- **What you are asked to do**: Omit all images. Write out the rest of the material exactly.

- **Records to process**:
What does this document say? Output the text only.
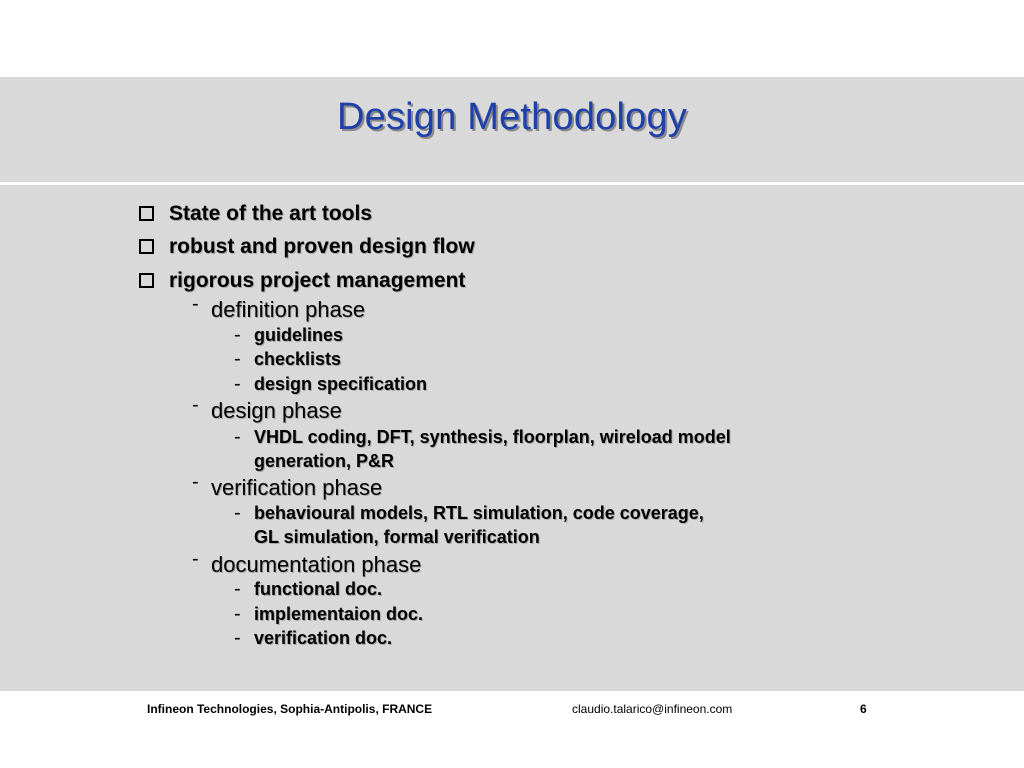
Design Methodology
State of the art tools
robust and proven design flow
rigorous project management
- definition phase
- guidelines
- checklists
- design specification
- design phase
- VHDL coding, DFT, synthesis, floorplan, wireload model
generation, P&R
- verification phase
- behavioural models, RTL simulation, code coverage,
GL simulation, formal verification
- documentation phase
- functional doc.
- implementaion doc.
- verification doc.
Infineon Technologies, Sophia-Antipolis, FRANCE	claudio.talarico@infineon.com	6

- **Task response**:
What does this document say? Output the text only.
Design Methodology
State of the art tools
robust and proven design flow
rigorous project management
- definition phase
- guidelines
- checklists
- design specification
- design phase
- VHDL coding, DFT, synthesis, floorplan, wireload model
generation, P&R
- verification phase
- behavioural models, RTL simulation, code coverage,
GL simulation, formal verification
- documentation phase
- functional doc.
- implementaion doc.
- verification doc.
Infineon Technologies, Sophia-Antipolis, FRANCE	claudio.talarico@infineon.com	6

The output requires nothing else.